### 练习任务 1
筛选下方记录，把其中含有字符串“fully”的每一行完整抄出。

### 阅读节选
──────

Fuzzing 101 with LibAFL 学习（一）

参考 Fuzzing101 with LibAFL - Part I: Fuzzing Xpdf¹ 和 Fuzzing101 with LibAFL - Part I.V: Speed Improvements to Part I² 做一下笔记。libafl 的自由度相当高，我觉得学习路线会比较陡峭，这一次我就不求甚解一波。

复现

先下载 xpdf

cd fuzzing-101-solutions/exercise-1
wget https://dl.xpdfreader.com/old/xpdf-3.02.tar.gz
tar xvf xpdf-3.02.tar.gz
rm xpdf-3.02.tar.gz
mv xpdf-3.02 xpdf

build.rs 本质上是做了如下工作：

# these are example commands that will be executed automatically by build.rs
# and were taken almost verbatim from Fuzzing101's README
cd fuzzing-101-solutions/exercise-1/xpdf
make clean
rm -rf install 
export LLVM_CONFIG=llvm-config-15
CC=afl-clang-fast CXX=afl-clang-fast++ ./configure --prefix=./install
make
make install

具体实现方法之后再看，先照抄。

──────

### 数据摘录
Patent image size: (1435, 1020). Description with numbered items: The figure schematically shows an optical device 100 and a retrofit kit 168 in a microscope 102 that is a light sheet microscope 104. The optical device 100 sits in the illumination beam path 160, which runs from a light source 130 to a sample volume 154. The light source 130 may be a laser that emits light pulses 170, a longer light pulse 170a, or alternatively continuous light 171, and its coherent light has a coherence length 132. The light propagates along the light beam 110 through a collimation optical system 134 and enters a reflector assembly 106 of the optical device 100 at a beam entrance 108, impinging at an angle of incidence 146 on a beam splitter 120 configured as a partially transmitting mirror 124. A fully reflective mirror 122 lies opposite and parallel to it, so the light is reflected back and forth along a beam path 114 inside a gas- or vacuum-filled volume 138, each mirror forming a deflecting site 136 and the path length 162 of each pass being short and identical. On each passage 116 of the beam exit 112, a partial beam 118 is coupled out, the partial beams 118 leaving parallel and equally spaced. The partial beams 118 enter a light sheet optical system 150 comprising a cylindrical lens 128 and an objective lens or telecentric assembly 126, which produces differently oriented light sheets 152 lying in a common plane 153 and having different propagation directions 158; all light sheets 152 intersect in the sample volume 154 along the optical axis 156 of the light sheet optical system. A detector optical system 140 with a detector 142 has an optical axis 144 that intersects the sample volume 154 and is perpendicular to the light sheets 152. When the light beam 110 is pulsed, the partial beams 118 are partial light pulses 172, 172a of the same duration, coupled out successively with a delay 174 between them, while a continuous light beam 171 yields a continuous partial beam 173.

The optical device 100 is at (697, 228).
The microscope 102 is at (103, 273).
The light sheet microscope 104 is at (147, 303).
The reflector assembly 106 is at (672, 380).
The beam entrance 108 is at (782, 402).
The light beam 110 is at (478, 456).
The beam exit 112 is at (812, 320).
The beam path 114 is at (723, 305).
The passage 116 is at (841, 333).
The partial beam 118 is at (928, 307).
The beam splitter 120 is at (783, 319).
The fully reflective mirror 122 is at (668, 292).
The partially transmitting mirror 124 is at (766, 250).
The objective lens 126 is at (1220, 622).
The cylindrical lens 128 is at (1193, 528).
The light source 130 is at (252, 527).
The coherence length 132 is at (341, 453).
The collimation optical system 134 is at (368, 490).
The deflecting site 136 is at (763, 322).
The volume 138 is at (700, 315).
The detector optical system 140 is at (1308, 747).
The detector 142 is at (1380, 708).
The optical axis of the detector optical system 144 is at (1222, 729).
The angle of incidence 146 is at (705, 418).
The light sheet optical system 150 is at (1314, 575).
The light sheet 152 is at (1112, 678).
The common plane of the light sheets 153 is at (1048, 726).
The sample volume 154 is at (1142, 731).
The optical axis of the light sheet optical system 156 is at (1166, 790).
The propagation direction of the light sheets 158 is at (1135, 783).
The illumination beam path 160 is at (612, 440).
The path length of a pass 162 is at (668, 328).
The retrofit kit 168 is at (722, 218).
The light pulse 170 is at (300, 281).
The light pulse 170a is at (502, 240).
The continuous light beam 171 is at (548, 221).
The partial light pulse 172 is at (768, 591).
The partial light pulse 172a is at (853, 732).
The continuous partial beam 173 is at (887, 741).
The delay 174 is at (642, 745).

──────

### 练习任务 2
接着上方那篇用 LibAFL 对 xpdf 做模糊测试的学习笔记，从最后一句之后往下续写。

### 预期输出 1
Patent image size: (1435, 1020). Description with numbered items: The figure schematically shows an optical device 100 and a retrofit kit 168 in a microscope 102 that is a light sheet microscope 104. The optical device 100 sits in the illumination beam path 160, which runs from a light source 130 to a sample volume 154. The light source 130 may be a laser that emits light pulses 170, a longer light pulse 170a, or alternatively continuous light 171, and its coherent light has a coherence length 132. The light propagates along the light beam 110 through a collimation optical system 134 and enters a reflector assembly 106 of the optical device 100 at a beam entrance 108, impinging at an angle of incidence 146 on a beam splitter 120 configured as a partially transmitting mirror 124. A fully reflective mirror 122 lies opposite and parallel to it, so the light is reflected back and forth along a beam path 114 inside a gas- or vacuum-filled volume 138, each mirror forming a deflecting site 136 and the path length 162 of each pass being short and identical. On each passage 116 of the beam exit 112, a partial beam 118 is coupled out, the partial beams 118 leaving parallel and equally spaced. The partial beams 118 enter a light sheet optical system 150 comprising a cylindrical lens 128 and an objective lens or telecentric assembly 126, which produces differently oriented light sheets 152 lying in a common plane 153 and having different propagation directions 158; all light sheets 152 intersect in the sample volume 154 along the optical axis 156 of the light sheet optical system. A detector optical system 140 with a detector 142 has an optical axis 144 that intersects the sample volume 154 and is perpendicular to the light sheets 152. When the light beam 110 is pulsed, the partial beams 118 are partial light pulses 172, 172a of the same duration, coupled out successively with a delay 174 between them, while a continuous light beam 171 yields a continuous partial beam 173.
The fully reflective mirror 122 is at (668, 292).

### 预期输出 2
复制完代码之后发现默认的 libafl 版本是 0.10.1，编译不起来就改成了 0.13.2，结果发现好多东西都变了，比如 libafl::bolts 变成了 libafl_bolts，还有一个 Executor ：

We deleted TimeoutExecutor and TimeoutForkserverExecutor and make it mandatory for InProcessExecutor and ForkserverExecutor to have the timeout. Now InProcessExecutor and ForkserverExecutor have the default timeout of 5 seconds.

参考官方代码改了一堆问题之后可以编译运行了：

cd exercise-1
cargo build --release
../target/release/exercise-one-solution

如果我们要运行其他程序的话，修改 executor 的参数就行了，例如这里的参数为：

let mut executor = ForkserverExecutor::builder()
  .program("./xpdf/install/bin/pdftotext")
  .parse_afl_cmdline(["@@"])
  .coverage_map_size(MAP_SIZE)
  .build(tuple_list!(time_observer, edges_observer))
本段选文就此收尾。